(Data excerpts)
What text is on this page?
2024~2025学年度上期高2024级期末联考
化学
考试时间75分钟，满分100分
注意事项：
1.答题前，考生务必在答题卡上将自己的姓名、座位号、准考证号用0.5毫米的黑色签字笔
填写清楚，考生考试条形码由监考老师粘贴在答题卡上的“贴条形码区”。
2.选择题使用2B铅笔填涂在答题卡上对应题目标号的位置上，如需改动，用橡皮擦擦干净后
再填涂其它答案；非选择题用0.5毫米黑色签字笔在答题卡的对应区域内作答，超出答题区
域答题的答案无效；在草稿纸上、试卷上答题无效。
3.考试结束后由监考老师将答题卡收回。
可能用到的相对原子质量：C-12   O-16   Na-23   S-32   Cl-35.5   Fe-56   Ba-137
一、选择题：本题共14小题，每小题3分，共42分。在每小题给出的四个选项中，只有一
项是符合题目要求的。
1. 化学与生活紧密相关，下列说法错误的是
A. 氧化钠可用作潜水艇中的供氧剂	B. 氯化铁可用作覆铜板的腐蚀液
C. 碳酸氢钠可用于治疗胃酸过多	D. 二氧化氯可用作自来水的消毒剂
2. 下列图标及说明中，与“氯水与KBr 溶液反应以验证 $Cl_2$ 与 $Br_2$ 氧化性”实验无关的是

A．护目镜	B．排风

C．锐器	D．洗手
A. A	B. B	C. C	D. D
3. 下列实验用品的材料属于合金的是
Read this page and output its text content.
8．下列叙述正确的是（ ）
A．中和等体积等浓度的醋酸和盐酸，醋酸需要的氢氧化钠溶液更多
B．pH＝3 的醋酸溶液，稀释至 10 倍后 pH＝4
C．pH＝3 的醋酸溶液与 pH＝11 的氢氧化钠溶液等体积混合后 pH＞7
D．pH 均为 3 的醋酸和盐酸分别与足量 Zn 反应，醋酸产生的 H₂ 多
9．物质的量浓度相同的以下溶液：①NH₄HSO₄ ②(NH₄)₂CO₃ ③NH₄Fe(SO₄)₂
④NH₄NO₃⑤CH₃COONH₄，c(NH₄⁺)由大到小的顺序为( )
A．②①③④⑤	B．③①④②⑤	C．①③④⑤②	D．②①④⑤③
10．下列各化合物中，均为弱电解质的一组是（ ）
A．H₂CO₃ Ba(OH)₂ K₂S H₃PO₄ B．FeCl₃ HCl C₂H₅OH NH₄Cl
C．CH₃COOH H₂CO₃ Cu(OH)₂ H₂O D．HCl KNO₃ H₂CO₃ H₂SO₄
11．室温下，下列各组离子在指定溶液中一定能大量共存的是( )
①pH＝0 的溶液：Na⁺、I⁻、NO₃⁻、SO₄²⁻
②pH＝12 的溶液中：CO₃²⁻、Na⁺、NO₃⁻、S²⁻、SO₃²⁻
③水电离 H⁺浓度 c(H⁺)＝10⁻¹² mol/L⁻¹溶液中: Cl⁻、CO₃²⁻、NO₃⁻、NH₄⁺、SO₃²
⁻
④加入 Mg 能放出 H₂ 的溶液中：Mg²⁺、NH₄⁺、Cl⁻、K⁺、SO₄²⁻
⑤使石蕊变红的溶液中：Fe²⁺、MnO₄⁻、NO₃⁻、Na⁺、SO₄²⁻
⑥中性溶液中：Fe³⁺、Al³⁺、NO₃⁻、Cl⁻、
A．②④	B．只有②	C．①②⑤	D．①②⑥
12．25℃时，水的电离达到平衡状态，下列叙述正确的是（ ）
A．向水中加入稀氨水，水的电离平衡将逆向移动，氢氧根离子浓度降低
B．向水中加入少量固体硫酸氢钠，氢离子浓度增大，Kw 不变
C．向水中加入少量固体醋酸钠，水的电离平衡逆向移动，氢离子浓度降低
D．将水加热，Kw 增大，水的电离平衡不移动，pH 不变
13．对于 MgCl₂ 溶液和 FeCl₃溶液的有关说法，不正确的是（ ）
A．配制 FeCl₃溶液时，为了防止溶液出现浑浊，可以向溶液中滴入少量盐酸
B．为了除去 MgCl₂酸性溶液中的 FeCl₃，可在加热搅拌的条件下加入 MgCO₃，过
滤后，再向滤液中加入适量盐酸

### SHORT TASK
Every line of the material must be returned exactly as it appears.

### ANSWER TO THE EXERCISE
What text is on this page?
2024~2025学年度上期高2024级期末联考
化学
考试时间75分钟，满分100分
注意事项：
1.答题前，考生务必在答题卡上将自己的姓名、座位号、准考证号用0.5毫米的黑色签字笔
填写清楚，考生考试条形码由监考老师粘贴在答题卡上的“贴条形码区”。
2.选择题使用2B铅笔填涂在答题卡上对应题目标号的位置上，如需改动，用橡皮擦擦干净后
再填涂其它答案；非选择题用0.5毫米黑色签字笔在答题卡的对应区域内作答，超出答题区
域答题的答案无效；在草稿纸上、试卷上答题无效。
3.考试结束后由监考老师将答题卡收回。
可能用到的相对原子质量：C-12   O-16   Na-23   S-32   Cl-35.5   Fe-56   Ba-137
一、选择题：本题共14小题，每小题3分，共42分。在每小题给出的四个选项中，只有一
项是符合题目要求的。
1. 化学与生活紧密相关，下列说法错误的是
A. 氧化钠可用作潜水艇中的供氧剂	B. 氯化铁可用作覆铜板的腐蚀液
C. 碳酸氢钠可用于治疗胃酸过多	D. 二氧化氯可用作自来水的消毒剂
2. 下列图标及说明中，与“氯水与KBr 溶液反应以验证 $Cl_2$ 与 $Br_2$ 氧化性”实验无关的是

A．护目镜	B．排风

C．锐器	D．洗手
A. A	B. B	C. C	D. D
3. 下列实验用品的材料属于合金的是
Read this page and output its text content.
8．下列叙述正确的是（ ）
A．中和等体积等浓度的醋酸和盐酸，醋酸需要的氢氧化钠溶液更多
B．pH＝3 的醋酸溶液，稀释至 10 倍后 pH＝4
C．pH＝3 的醋酸溶液与 pH＝11 的氢氧化钠溶液等体积混合后 pH＞7
D．pH 均为 3 的醋酸和盐酸分别与足量 Zn 反应，醋酸产生的 H₂ 多
9．物质的量浓度相同的以下溶液：①NH₄HSO₄ ②(NH₄)₂CO₃ ③NH₄Fe(SO₄)₂
④NH₄NO₃⑤CH₃COONH₄，c(NH₄⁺)由大到小的顺序为( )
A．②①③④⑤	B．③①④②⑤	C．①③④⑤②	D．②①④⑤③
10．下列各化合物中，均为弱电解质的一组是（ ）
A．H₂CO₃ Ba(OH)₂ K₂S H₃PO₄ B．FeCl₃ HCl C₂H₅OH NH₄Cl
C．CH₃COOH H₂CO₃ Cu(OH)₂ H₂O D．HCl KNO₃ H₂CO₃ H₂SO₄
11．室温下，下列各组离子在指定溶液中一定能大量共存的是( )
①pH＝0 的溶液：Na⁺、I⁻、NO₃⁻、SO₄²⁻
②pH＝12 的溶液中：CO₃²⁻、Na⁺、NO₃⁻、S²⁻、SO₃²⁻
③水电离 H⁺浓度 c(H⁺)＝10⁻¹² mol/L⁻¹溶液中: Cl⁻、CO₃²⁻、NO₃⁻、NH₄⁺、SO₃²
⁻
④加入 Mg 能放出 H₂ 的溶液中：Mg²⁺、NH₄⁺、Cl⁻、K⁺、SO₄²⁻
⑤使石蕊变红的溶液中：Fe²⁺、MnO₄⁻、NO₃⁻、Na⁺、SO₄²⁻
⑥中性溶液中：Fe³⁺、Al³⁺、NO₃⁻、Cl⁻、
A．②④	B．只有②	C．①②⑤	D．①②⑥
12．25℃时，水的电离达到平衡状态，下列叙述正确的是（ ）
A．向水中加入稀氨水，水的电离平衡将逆向移动，氢氧根离子浓度降低
B．向水中加入少量固体硫酸氢钠，氢离子浓度增大，Kw 不变
C．向水中加入少量固体醋酸钠，水的电离平衡逆向移动，氢离子浓度降低
D．将水加热，Kw 增大，水的电离平衡不移动，pH 不变
13．对于 MgCl₂ 溶液和 FeCl₃溶液的有关说法，不正确的是（ ）
A．配制 FeCl₃溶液时，为了防止溶液出现浑浊，可以向溶液中滴入少量盐酸
B．为了除去 MgCl₂酸性溶液中的 FeCl₃，可在加热搅拌的条件下加入 MgCO₃，过
滤后，再向滤液中加入适量盐酸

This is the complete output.